• [Exercise brief]:
Write out all of the entries exactly, please.

>> begin Excerpted records

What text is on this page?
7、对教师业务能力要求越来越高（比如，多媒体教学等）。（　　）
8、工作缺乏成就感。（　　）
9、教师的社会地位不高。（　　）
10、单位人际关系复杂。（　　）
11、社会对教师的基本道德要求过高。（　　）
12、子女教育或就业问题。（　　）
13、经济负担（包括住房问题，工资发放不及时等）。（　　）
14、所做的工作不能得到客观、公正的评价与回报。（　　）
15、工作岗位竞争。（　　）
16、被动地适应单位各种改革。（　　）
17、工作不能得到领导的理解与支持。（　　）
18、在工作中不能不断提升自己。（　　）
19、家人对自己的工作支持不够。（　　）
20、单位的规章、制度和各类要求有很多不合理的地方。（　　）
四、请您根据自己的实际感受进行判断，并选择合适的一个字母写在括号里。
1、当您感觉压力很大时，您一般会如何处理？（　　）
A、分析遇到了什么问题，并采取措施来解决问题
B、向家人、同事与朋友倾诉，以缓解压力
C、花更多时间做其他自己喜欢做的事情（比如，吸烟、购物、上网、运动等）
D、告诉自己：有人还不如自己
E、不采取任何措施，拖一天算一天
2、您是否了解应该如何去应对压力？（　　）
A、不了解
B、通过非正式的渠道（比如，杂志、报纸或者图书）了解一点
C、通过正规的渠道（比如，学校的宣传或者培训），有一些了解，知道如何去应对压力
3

>> end Excerpted records

• [Solution to the exercise]:
What text is on this page?
7、对教师业务能力要求越来越高（比如，多媒体教学等）。（　　）
8、工作缺乏成就感。（　　）
9、教师的社会地位不高。（　　）
10、单位人际关系复杂。（　　）
11、社会对教师的基本道德要求过高。（　　）
12、子女教育或就业问题。（　　）
13、经济负担（包括住房问题，工资发放不及时等）。（　　）
14、所做的工作不能得到客观、公正的评价与回报。（　　）
15、工作岗位竞争。（　　）
16、被动地适应单位各种改革。（　　）
17、工作不能得到领导的理解与支持。（　　）
18、在工作中不能不断提升自己。（　　）
19、家人对自己的工作支持不够。（　　）
20、单位的规章、制度和各类要求有很多不合理的地方。（　　）
四、请您根据自己的实际感受进行判断，并选择合适的一个字母写在括号里。
1、当您感觉压力很大时，您一般会如何处理？（　　）
A、分析遇到了什么问题，并采取措施来解决问题
B、向家人、同事与朋友倾诉，以缓解压力
C、花更多时间做其他自己喜欢做的事情（比如，吸烟、购物、上网、运动等）
D、告诉自己：有人还不如自己
E、不采取任何措施，拖一天算一天
2、您是否了解应该如何去应对压力？（　　）
A、不了解
B、通过非正式的渠道（比如，杂志、报纸或者图书）了解一点
C、通过正规的渠道（比如，学校的宣传或者培训），有一些了解，知道如何去应对压力
3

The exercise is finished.